WHAT YOU ARE ASKED TO DO
Copy out all the lines in the records that include the word "lịch".

(Extracted records)
------------------------

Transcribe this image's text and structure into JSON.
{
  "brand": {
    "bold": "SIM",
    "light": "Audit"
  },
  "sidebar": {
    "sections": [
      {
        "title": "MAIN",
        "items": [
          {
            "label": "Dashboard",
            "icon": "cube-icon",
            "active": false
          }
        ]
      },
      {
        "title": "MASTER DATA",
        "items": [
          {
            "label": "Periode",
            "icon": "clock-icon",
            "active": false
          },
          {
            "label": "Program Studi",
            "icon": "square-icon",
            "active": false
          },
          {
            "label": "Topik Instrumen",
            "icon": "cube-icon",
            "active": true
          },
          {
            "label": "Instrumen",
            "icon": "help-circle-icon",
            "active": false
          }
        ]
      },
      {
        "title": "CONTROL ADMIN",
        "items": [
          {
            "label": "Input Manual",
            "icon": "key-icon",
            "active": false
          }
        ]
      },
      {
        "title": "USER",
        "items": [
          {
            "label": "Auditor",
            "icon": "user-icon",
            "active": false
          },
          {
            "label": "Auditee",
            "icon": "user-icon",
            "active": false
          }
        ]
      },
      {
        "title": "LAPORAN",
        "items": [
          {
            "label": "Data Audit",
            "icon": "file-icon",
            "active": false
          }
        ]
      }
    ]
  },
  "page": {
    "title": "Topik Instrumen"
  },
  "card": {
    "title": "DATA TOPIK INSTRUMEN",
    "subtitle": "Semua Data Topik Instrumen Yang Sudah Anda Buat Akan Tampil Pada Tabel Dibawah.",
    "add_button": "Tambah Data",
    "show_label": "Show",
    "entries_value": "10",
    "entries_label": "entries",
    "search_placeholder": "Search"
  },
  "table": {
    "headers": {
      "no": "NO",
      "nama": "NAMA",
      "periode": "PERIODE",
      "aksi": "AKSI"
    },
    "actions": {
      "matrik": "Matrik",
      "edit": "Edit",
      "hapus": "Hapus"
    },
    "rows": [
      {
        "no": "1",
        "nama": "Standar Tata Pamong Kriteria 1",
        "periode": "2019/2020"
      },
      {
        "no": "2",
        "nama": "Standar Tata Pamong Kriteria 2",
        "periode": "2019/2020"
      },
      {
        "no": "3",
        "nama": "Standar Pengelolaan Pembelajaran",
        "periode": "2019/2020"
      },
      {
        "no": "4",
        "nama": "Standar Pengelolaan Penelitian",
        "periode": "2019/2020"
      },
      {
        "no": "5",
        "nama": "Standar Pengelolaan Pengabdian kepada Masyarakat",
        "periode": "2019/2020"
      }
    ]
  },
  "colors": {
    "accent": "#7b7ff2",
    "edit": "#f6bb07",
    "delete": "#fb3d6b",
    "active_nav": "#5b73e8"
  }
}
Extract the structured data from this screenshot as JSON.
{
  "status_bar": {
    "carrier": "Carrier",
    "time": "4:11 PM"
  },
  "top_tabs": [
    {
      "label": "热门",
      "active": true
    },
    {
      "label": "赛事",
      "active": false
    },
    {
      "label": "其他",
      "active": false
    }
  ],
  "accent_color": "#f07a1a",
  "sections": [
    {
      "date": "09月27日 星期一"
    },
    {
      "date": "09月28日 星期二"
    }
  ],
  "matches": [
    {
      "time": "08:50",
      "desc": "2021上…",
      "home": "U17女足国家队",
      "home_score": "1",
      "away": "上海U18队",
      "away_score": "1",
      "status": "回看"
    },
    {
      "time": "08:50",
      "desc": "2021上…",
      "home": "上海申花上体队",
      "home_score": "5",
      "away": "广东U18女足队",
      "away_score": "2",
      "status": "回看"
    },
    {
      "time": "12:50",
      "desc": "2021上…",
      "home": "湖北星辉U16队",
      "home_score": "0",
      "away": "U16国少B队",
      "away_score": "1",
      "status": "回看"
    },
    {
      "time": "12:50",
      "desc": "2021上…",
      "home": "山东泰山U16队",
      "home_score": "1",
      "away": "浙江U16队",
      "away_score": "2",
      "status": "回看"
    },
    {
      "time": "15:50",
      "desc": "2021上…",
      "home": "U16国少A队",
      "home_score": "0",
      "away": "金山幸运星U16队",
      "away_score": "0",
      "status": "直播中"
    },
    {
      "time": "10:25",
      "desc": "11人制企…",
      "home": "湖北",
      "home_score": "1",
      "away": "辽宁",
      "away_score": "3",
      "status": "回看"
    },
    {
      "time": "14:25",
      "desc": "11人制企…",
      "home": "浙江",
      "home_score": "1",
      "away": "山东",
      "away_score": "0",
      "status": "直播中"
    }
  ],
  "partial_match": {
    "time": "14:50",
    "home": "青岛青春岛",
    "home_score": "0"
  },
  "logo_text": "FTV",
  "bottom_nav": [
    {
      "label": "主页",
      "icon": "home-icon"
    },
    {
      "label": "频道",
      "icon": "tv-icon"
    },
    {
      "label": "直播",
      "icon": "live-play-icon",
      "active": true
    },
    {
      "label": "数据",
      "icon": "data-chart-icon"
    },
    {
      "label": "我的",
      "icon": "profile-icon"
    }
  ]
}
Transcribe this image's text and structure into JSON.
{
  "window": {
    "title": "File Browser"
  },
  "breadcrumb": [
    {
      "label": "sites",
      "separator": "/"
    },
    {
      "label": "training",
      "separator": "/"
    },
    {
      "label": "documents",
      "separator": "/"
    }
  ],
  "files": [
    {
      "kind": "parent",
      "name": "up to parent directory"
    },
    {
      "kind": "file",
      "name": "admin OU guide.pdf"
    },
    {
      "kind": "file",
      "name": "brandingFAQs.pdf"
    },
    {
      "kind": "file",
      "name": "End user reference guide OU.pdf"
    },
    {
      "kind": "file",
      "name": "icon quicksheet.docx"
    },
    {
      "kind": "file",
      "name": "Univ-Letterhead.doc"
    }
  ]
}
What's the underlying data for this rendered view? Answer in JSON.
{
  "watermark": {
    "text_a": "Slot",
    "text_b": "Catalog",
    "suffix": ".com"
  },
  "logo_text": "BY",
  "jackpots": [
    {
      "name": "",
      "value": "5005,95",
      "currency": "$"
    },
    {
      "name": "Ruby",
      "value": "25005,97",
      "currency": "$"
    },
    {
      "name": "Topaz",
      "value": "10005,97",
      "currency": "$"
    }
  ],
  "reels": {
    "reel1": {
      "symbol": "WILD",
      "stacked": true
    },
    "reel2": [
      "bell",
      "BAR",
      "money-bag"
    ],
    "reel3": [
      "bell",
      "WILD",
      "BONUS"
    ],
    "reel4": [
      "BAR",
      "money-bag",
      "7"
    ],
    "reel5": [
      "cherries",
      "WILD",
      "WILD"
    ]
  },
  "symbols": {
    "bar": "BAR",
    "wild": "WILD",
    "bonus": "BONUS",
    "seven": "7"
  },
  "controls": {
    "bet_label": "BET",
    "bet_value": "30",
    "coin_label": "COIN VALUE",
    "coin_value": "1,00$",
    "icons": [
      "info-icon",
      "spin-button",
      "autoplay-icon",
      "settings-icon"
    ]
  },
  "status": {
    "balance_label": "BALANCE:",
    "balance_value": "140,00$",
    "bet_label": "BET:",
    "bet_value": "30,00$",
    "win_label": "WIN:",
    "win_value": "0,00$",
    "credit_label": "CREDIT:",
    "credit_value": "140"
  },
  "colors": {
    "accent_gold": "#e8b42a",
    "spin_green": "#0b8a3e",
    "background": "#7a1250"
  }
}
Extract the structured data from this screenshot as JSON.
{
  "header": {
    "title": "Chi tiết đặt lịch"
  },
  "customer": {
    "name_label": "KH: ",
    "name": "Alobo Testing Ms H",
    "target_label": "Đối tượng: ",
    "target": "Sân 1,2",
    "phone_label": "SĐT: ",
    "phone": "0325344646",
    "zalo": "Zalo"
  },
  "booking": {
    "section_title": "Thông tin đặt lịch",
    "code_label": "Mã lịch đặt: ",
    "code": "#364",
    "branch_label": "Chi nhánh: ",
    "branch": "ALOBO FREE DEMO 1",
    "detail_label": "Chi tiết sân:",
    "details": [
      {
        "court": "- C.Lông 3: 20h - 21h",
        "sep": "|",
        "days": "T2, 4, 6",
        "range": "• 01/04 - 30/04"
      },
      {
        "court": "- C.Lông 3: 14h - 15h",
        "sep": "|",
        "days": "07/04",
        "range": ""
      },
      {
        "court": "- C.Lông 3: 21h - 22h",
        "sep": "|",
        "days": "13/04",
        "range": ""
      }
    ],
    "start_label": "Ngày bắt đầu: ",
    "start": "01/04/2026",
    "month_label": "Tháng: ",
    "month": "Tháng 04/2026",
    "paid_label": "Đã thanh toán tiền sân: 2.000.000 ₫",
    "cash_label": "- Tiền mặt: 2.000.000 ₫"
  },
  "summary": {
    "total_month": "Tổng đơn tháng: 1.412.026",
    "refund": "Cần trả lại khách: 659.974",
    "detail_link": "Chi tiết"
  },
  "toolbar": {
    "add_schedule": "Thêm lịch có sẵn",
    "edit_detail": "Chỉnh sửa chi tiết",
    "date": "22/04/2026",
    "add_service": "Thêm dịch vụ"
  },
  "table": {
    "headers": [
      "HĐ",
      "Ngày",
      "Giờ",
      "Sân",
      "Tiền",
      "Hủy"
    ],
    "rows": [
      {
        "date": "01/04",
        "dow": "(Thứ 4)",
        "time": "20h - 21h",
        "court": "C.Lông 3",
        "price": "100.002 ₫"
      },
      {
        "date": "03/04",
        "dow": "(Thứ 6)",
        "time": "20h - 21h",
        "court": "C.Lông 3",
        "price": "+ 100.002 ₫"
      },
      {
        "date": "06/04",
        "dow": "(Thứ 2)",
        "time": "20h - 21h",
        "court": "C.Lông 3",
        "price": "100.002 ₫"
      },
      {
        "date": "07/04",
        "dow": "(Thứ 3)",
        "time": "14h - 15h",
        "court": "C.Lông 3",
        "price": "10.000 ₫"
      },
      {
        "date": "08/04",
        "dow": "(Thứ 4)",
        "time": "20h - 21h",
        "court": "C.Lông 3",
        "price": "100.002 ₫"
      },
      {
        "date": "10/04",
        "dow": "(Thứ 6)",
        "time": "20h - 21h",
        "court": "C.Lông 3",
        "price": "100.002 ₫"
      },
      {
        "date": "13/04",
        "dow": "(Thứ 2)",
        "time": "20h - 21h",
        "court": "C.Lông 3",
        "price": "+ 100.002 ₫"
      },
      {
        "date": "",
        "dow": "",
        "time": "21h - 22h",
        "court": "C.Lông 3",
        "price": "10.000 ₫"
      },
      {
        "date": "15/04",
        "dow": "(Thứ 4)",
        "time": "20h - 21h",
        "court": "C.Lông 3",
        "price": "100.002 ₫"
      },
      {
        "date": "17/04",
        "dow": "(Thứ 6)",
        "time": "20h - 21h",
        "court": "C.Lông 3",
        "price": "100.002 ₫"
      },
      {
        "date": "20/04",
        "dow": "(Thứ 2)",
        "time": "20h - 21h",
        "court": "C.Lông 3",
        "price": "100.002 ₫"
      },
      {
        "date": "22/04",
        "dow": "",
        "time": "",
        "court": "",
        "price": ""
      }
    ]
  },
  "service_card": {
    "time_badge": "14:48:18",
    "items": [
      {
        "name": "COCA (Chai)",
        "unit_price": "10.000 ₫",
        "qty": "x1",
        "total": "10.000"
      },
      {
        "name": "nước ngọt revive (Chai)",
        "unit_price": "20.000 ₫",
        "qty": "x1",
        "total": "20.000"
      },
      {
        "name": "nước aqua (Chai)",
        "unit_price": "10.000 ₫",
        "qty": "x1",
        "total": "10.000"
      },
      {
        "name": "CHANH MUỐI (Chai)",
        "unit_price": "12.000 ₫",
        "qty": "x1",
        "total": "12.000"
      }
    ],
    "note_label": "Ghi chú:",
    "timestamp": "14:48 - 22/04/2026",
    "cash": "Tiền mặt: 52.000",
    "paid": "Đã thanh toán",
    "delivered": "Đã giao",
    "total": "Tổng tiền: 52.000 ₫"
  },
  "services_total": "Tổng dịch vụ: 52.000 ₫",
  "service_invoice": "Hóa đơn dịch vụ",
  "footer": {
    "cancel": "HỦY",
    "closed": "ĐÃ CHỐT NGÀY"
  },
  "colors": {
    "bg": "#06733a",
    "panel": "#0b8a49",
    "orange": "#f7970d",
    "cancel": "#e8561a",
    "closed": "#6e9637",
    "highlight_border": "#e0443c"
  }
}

------------------------

EXPECTED OUTPUT
    "title": "Chi tiết đặt lịch"
    "section_title": "Thông tin đặt lịch",
    "code_label": "Mã lịch đặt: ",
    "add_schedule": "Thêm lịch có sẵn",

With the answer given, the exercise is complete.